▶ _GIVEN EXERCISE_:
Check each line of the entries below for the string "what"; copy every line where it appears.

▶ _ENTRIES_:

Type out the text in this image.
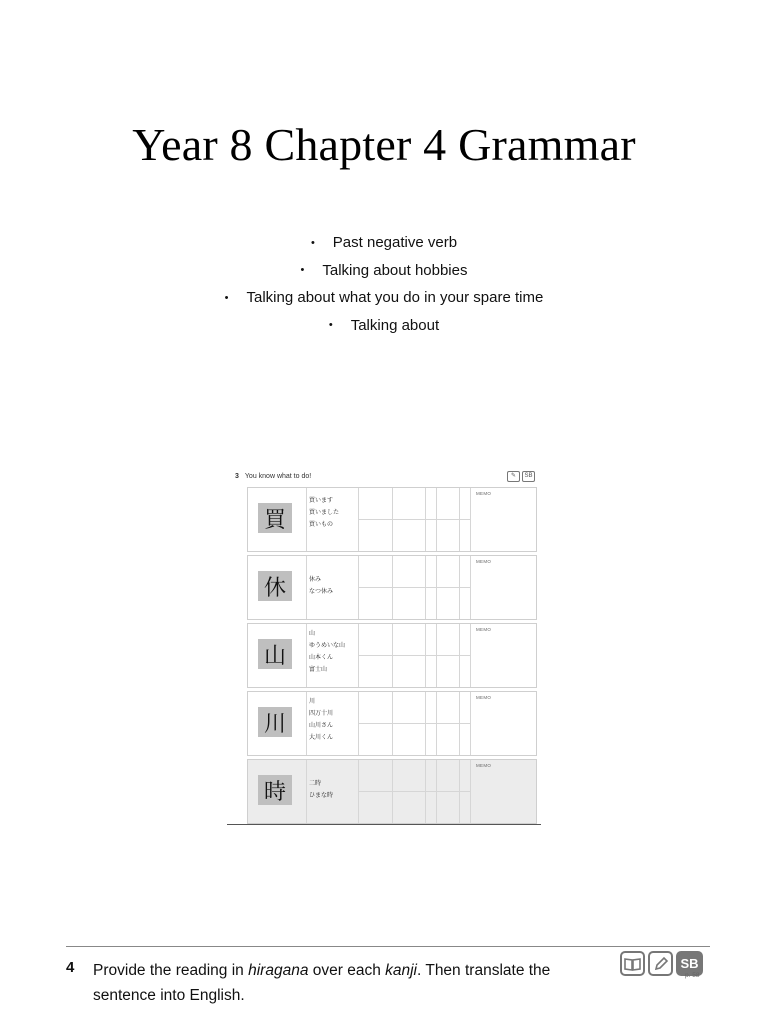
Year 8 Chapter 4 Grammar
• Past negative verb
• Talking about hobbies
• Talking about what you do in your spare time
• Talking about
3 You know what to do!	✎	SB
買
買います
買いました
買いもの
MEMO
休	休み
なつ休み
MEMO
山
山
ゆうめいな山
山本くん
富士山
MEMO
川
川
四万十川
山川さん
大川くん
MEMO
時	二時
ひまな時
MEMO
4 Provide the reading in hiragana over each kanji. Then translate the sentence into English.
SB
p. 58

▶ _RESULT_:
• Talking about what you do in your spare time
3 You know what to do!	✎	SB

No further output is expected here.